:: Extract to read ::
========================================================================
Re: Servers vs Agents

Rob Hartill (robh@imdb.com)
Wed, 27 Nov 1996 19:40:34 +0000 (GMT)


Davis, Ian wrote:

>What I am proposing is that we re-evaluate the reasoning behind
>robots.txt. The proposals I have seen in this list seem to rely on the
>assumption that robots.txt is enforcible when it is quite clearly not.
^^^^^^^^^^^^^^^^^^^^^^^^^^^^^^^^^^^^^^^^^^^^^^^^^^^^^

>These servers are going to have to learn how to
>prioritise different types of clients based on previous access patterns.
^^^^^^^^^^^^^^^^^^^^^^^^^^^^^^^^^^^^^

If there was an uniform way to identify a robot/agent then enforcing
robots.txt is made much easier.

:-)

What doesn't help is having (yesterday) to add "spYder" to a list
of USER-AGENTs that can't be trusted to follow robots.txt, even though it
was designed to.

-=-=-=

other rants...

"CyberSpyder" turned out to be a "content suitability" checker that blew
up on HTTP/1.1 responses.
========================================================================
[Data extracted from a collection]
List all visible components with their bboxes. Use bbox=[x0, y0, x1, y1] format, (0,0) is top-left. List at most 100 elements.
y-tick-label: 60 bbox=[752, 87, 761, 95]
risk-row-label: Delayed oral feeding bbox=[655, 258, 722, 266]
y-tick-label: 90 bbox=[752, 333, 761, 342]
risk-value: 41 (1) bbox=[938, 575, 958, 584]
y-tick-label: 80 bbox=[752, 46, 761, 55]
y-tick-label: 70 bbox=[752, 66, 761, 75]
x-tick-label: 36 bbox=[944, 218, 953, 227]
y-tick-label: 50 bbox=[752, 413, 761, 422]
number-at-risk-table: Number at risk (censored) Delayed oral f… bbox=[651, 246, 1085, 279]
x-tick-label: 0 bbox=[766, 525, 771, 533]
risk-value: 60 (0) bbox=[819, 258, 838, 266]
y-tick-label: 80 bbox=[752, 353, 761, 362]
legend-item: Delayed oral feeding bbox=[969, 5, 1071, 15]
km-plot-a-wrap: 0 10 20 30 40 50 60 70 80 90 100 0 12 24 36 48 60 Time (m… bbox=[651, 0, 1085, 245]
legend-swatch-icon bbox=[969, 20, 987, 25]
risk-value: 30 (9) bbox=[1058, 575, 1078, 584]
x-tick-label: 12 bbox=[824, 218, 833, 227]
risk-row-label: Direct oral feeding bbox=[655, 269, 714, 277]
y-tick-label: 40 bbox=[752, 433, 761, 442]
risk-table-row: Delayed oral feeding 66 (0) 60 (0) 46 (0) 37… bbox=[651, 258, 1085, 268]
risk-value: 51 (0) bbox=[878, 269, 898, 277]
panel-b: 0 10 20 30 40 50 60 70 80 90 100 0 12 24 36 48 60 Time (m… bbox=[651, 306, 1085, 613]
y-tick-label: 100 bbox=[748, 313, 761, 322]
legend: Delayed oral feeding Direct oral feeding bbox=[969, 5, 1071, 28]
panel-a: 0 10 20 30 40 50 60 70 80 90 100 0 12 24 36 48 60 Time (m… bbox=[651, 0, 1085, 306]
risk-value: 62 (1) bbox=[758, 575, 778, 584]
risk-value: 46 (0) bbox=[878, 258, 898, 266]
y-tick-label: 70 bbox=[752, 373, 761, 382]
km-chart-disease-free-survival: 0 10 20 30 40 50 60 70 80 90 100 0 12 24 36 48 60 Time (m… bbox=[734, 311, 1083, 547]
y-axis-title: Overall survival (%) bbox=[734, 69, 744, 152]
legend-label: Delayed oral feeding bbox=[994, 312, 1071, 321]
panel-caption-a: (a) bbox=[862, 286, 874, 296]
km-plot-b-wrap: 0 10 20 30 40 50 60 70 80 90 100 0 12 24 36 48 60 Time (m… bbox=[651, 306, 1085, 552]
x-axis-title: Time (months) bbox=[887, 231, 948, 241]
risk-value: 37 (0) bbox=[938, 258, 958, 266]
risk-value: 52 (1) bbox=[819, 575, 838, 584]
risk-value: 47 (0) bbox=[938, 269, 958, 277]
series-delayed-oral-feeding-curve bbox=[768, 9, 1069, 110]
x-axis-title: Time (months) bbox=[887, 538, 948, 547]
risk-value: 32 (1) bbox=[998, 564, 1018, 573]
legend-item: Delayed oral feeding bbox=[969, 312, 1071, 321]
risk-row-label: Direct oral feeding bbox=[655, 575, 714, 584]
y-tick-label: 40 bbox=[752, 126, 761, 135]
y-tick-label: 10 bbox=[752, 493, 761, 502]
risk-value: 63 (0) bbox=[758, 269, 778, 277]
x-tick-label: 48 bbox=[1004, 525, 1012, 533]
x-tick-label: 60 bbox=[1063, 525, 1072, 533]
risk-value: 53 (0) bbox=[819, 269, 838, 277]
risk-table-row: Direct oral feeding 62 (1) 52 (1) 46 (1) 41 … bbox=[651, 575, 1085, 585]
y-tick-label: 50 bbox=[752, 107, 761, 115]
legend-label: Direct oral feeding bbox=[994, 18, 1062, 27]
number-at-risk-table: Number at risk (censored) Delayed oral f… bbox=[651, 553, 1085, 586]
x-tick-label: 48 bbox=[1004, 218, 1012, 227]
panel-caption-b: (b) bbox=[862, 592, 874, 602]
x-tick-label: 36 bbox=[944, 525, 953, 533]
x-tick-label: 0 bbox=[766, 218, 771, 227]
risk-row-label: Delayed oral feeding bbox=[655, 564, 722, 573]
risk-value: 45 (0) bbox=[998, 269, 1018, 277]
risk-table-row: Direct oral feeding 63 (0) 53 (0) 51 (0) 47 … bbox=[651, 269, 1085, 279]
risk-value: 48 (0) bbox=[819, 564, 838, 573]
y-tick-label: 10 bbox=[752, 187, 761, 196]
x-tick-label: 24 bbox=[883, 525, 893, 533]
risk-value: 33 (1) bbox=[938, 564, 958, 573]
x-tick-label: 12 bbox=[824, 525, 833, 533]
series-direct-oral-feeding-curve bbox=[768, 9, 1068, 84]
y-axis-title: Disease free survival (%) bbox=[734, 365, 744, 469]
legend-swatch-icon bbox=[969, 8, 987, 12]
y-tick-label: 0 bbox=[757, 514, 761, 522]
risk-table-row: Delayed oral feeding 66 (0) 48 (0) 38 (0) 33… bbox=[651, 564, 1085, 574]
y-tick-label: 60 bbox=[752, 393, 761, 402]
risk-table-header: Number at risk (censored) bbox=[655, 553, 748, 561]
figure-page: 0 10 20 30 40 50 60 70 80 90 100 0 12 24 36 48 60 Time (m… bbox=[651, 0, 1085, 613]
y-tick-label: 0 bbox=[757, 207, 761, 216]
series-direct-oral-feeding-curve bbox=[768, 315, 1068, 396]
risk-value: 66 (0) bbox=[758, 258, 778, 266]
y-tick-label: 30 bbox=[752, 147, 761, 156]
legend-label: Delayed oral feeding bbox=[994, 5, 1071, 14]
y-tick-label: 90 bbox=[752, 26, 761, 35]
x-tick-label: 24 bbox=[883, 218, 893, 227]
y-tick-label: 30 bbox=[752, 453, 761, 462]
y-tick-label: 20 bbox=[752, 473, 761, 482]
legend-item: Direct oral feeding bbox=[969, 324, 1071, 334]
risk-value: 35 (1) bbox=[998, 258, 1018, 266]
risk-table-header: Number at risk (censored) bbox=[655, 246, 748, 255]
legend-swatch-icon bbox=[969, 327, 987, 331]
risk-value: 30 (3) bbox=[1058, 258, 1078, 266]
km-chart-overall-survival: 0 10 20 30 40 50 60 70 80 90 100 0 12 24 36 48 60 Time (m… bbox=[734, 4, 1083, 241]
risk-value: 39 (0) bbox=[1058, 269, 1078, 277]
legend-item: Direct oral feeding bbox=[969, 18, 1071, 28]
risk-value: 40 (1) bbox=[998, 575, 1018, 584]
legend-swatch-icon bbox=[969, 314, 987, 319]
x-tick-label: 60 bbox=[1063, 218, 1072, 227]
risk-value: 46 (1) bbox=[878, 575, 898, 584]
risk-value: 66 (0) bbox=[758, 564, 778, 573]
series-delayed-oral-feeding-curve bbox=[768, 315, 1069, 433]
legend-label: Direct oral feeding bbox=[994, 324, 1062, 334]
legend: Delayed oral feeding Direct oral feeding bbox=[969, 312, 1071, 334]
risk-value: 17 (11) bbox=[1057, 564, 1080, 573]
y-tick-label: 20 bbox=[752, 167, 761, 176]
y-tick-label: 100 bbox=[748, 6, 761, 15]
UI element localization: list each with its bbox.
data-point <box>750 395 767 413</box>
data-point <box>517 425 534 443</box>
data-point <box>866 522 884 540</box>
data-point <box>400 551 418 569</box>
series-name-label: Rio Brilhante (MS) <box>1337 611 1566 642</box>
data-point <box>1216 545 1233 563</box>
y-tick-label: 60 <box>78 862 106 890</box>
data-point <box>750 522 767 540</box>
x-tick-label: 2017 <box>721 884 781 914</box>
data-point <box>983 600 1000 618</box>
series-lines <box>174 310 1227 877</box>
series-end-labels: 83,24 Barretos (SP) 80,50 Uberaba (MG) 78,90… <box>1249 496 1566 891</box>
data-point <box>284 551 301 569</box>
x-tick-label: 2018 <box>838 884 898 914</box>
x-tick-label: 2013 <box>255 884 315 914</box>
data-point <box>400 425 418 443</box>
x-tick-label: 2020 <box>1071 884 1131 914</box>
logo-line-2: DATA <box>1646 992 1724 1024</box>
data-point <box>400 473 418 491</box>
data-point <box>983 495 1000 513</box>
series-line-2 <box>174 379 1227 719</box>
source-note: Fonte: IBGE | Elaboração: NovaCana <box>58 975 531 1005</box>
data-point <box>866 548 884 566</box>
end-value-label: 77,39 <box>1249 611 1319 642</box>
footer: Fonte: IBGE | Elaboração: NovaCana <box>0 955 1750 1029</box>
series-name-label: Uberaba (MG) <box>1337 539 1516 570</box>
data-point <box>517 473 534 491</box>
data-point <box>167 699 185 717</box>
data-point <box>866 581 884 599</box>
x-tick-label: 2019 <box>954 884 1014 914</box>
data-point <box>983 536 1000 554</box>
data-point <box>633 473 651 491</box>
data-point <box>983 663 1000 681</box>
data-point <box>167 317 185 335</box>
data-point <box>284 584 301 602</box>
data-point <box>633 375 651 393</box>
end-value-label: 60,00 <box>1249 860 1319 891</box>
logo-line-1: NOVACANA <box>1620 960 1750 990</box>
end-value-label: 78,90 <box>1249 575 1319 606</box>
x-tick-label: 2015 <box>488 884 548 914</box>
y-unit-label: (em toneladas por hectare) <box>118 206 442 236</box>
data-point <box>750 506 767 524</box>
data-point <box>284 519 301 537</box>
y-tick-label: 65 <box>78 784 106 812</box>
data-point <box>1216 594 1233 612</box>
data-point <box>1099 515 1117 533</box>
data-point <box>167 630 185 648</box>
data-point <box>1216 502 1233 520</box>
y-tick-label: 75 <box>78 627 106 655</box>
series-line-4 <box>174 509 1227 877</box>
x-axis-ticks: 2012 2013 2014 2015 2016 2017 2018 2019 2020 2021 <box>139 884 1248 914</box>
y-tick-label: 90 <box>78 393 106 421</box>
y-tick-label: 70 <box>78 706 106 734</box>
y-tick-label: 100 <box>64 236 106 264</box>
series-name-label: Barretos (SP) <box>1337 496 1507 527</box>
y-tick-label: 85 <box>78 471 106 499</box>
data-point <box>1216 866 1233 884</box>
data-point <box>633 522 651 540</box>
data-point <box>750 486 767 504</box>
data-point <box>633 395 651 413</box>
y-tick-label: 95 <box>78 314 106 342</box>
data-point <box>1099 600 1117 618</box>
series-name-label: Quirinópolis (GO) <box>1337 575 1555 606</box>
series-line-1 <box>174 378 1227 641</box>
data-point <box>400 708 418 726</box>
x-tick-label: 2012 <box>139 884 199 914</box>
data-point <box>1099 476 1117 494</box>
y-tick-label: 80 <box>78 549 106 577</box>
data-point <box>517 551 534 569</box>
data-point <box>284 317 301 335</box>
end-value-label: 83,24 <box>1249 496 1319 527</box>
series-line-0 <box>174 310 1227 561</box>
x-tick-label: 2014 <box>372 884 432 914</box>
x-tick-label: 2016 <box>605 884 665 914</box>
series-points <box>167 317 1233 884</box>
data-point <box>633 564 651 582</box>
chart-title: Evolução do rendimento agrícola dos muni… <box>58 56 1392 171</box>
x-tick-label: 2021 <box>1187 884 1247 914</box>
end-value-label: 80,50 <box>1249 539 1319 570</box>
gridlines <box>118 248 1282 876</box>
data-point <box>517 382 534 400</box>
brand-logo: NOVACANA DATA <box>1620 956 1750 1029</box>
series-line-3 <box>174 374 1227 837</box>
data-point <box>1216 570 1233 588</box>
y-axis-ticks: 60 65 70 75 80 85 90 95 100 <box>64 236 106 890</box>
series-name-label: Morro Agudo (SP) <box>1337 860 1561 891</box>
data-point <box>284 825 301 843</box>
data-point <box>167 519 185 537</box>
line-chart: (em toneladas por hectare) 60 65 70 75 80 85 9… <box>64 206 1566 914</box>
========================================================================
:: Instruction 1 ::
From the robots.txt message above the records, copy the passage from "What doesn't help" up to and including "was designed to.".
:: Instruction 2 ::
Answer these questions on the robots.txt message that appears before the records:
(a) According to the quoted remarks from Davis, what is quite clearly not enforcible?
(b) What string was added yesterday to a list of USER-AGENTs that can't be trusted to follow robots.txt?
(c) What did "CyberSpyder" blow up on?
:: Instruction 3 ::
Please continue the robots.txt message above the records from where it stops.

:: Task output 1 ::
What doesn't help is having (yesterday) to add "spYder" to a list
of USER-AGENTs that can't be trusted to follow robots.txt, even though it
was designed to.

:: Task output 2 ::
(a) robots.txt
(b) "spYder"
(c) HTTP/1.1 responses

:: Task output 3 ::
"NetJet" is going to be a big problem in the future if it isn't forced to
behave. If you have a popular server, chances are it's already being spammed
from all over the world by NetJet users who have no idea that there are
a thousnad other users thinking exactly the same "I'll grab everything
while I sleep and refresh all those pages I didn't get around the reading
yesterday too".

There was an outcry when Netscape first released the concurrent download
feature (which is incredibly inefficient for HTTP/1.1 servers supporting
multiple requests per connection). NetJet and other "accelerators" are
far far worse.

Offline browsing is one thing, providing Joe Average with a tool that
lets him download tens of thousands of URLs from a single site while
he sleeps at night or mows the lawn is a recipe for disaster. Each Joe
Average thinks he's doing the net a favour because he believes the lies
that he's been fed from the folks who sold him his net-death-accelerator.

rob
_________________________________________________
This messages was sent by the robots mailing list. To unsubscribe, send mail
to robots-request@webcrawler.com with the word "unsubscribe" in the body.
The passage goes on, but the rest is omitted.